The last sound you hear:
A slowly strummed, pretty acoustic chord that ends The Biggest Lie. (Note: normally I try to link to every track in an album, but since I just gave you the whole thing, this time I’m not going to bother. But, you should know there are tons of great videos of Smith performing these songs live, like this, and you should totally spend the rest of today listening to as many of them as you can.)
Track by Track:
Much as the the album cover and its reference to falling and possibly suicide begins to set the tone for what’s to come, the lead track, Needle in the Hay, takes the listener to a dark place. It’s darkly beautiful, mind you, with that acoustic guitar that’s almost but not quite playing a punk riff, to Elliott’s whispered melodic vocals. But the lyrics are disturbing, a tale of a damaged, drugged-out boy “strung out and thin/trying to cash some check” who betrays distrust of friends “who don’t have a clue” and parents who “ought to be proud that I’m getting good marks.” I don’t want this whole write-up to be a meditation on Elliott’s drug problems or his suicide, but it has to be mentioned again here because Needle in the Hay is perhaps most famous for providing the soundtrack to the this scene in The Royal Tenenbaums.
Track two, Christian Brothers, takes the anger of Needle in the Hay and ramps it up, stripping away the poetic beauty of the previous track for a more naked aggression, with lyrics like “fake concerns is what’s the matter, man/and you think I ought to shake your motherfucking hand,” and the refrain, the drawn out “nightmares become me, it’s so fucking clear.” The title of the song is a reference, of course to Christian Brothers brandy.
The alcoholic theme continues with Clementine. The song is much slower, a lullaby for a passed out drunk: “They’re waking you up to close the bar.” It’s a piece of clever songwriting, as the narrator hears the bartender singing “Clementine” as he closes up shop, and once he’s removed from the bar, Elliott sings, “Oh my darling/Oh my darling/Oh my darling, Clementine,” though in an entirely different melody from the original, before finishing with the sad reply, “Dreadful sorry, Clementine.”

[Spatial layout data]
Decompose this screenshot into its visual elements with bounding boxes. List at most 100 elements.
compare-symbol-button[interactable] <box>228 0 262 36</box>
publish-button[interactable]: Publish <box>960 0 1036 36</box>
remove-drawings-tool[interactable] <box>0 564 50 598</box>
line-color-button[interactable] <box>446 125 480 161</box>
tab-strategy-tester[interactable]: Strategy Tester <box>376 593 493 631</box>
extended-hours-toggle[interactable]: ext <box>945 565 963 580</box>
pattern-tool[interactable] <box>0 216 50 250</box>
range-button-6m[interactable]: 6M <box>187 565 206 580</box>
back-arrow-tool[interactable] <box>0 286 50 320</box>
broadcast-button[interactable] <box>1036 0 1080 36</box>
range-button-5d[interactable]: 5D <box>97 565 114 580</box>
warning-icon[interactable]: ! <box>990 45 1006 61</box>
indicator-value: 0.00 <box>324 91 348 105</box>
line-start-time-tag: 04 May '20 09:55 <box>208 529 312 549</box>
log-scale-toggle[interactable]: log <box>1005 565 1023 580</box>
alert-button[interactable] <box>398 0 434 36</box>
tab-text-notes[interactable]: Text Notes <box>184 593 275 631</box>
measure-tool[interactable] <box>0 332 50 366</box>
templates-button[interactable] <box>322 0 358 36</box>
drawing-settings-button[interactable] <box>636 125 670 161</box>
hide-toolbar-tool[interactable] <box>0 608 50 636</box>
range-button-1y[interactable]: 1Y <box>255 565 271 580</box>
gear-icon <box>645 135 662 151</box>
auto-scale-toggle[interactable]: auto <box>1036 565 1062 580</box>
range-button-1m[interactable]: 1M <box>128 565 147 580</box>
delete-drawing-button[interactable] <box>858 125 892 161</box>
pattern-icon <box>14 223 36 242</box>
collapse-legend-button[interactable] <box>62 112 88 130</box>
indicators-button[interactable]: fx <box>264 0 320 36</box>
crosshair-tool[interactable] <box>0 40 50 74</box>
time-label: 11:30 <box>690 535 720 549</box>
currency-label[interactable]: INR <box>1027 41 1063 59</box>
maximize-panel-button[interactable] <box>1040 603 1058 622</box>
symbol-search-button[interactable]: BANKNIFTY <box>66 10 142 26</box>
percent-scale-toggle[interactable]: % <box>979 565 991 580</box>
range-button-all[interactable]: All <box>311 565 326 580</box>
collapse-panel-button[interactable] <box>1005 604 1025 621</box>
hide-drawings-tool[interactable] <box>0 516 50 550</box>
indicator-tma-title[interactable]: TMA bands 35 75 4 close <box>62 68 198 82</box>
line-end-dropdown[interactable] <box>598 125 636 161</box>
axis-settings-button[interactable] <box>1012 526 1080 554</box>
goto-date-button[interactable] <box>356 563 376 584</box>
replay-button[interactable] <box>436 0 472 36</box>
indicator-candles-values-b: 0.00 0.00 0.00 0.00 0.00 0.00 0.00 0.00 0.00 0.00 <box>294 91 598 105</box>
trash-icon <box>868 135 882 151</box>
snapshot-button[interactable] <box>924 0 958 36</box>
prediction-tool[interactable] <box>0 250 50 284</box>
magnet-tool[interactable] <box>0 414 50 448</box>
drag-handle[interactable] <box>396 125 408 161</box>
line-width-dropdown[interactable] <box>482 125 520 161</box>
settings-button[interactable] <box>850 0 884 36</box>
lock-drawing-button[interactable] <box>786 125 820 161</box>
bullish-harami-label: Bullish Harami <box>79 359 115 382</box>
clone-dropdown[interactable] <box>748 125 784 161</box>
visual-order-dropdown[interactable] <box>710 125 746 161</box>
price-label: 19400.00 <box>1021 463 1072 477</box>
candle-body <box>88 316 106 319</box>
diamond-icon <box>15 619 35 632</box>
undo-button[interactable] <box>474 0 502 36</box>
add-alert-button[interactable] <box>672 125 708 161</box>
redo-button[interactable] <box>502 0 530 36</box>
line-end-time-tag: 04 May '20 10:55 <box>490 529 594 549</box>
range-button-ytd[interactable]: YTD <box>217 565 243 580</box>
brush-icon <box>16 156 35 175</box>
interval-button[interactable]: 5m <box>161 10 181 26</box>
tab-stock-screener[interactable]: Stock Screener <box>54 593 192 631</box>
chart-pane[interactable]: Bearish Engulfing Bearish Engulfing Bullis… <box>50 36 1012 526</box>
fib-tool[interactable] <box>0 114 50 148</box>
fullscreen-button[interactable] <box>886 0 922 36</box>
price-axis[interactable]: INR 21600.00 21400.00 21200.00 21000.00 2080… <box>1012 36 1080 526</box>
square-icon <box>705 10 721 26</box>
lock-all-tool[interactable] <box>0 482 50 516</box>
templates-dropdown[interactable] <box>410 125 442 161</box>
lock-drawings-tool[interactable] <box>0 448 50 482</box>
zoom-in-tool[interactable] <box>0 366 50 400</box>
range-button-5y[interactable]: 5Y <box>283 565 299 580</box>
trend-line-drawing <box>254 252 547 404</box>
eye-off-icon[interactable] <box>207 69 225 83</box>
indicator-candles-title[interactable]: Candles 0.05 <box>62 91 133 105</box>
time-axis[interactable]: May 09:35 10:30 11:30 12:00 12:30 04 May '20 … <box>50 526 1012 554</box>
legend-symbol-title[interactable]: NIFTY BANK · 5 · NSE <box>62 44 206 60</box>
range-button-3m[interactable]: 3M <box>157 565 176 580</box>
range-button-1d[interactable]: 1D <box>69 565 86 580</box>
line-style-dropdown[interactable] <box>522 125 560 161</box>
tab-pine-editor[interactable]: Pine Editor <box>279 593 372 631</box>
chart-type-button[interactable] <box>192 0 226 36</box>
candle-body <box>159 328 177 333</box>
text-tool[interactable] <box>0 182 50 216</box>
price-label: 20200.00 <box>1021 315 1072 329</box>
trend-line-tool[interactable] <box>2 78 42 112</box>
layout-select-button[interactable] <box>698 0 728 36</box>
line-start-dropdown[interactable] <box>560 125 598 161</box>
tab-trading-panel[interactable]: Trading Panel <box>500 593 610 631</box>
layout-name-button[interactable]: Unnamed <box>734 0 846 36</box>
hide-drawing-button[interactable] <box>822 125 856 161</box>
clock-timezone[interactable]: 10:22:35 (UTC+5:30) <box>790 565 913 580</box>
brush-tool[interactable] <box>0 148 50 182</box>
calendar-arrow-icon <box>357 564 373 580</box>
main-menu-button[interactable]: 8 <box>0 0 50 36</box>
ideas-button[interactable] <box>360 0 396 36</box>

## Problem
Please name what the title of Christian Brothers refers to, according to the album review. This data comes from a different source than the album review.

## Worked solution
Christian Brothers brandy.